WORKING DATA:
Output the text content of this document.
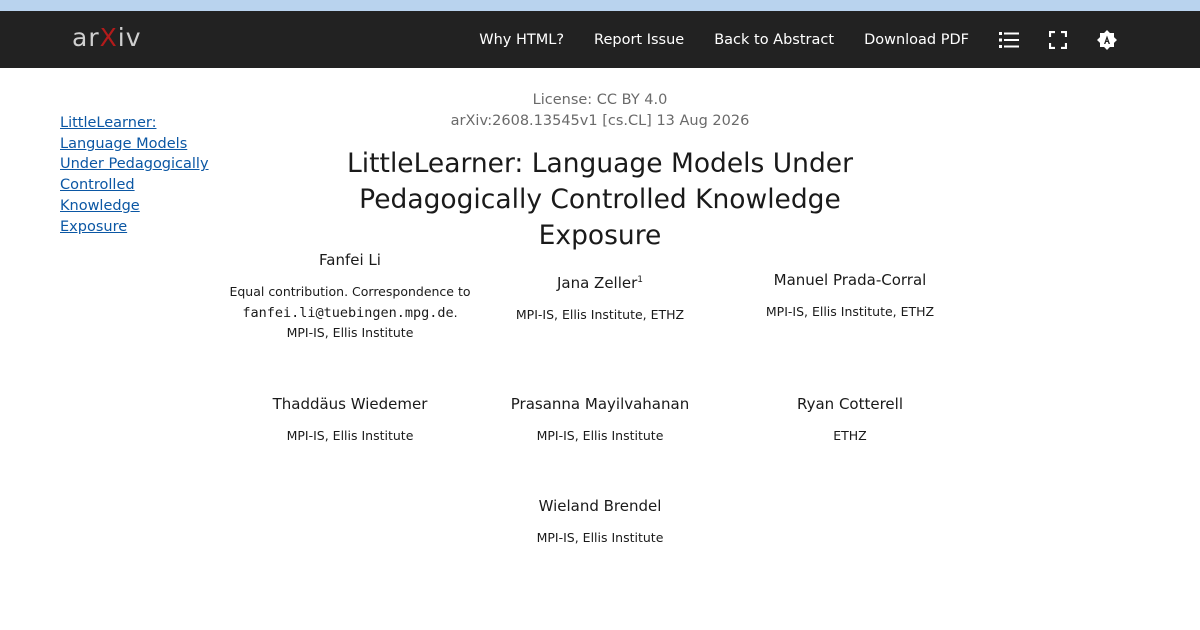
arXiv	Why HTML? Report Issue Back to Abstract Download PDF
LittleLearner: Language Models Under Pedagogically Controlled Knowledge Exposure
License: CC BY 4.0
arXiv:2608.13545v1 [cs.CL] 13 Aug 2026
LittleLearner: Language Models Under Pedagogically Controlled Knowledge Exposure
Fanfei Li
Equal contribution. Correspondence to
fanfei.li@tuebingen.mpg.de.
MPI-IS, Ellis Institute
Jana Zeller$^1$
MPI-IS, Ellis Institute, ETHZ
Manuel Prada-Corral
MPI-IS, Ellis Institute, ETHZ
Thaddäus Wiedemer
MPI-IS, Ellis Institute
Prasanna Mayilvahanan
MPI-IS, Ellis Institute
Ryan Cotterell
ETHZ
Wieland Brendel
MPI-IS, Ellis Institute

WHAT TO DO: Repeat each record exactly, with the pictures left out.

COMPLETED TASK:
Output the text content of this document.
arXiv	Why HTML? Report Issue Back to Abstract Download PDF
LittleLearner: Language Models Under Pedagogically Controlled Knowledge Exposure
License: CC BY 4.0
arXiv:2608.13545v1 [cs.CL] 13 Aug 2026
LittleLearner: Language Models Under Pedagogically Controlled Knowledge Exposure
Fanfei Li
Equal contribution. Correspondence to
fanfei.li@tuebingen.mpg.de.
MPI-IS, Ellis Institute
Jana Zeller$^1$
MPI-IS, Ellis Institute, ETHZ
Manuel Prada-Corral
MPI-IS, Ellis Institute, ETHZ
Thaddäus Wiedemer
MPI-IS, Ellis Institute
Prasanna Mayilvahanan
MPI-IS, Ellis Institute
Ryan Cotterell
ETHZ
Wieland Brendel
MPI-IS, Ellis Institute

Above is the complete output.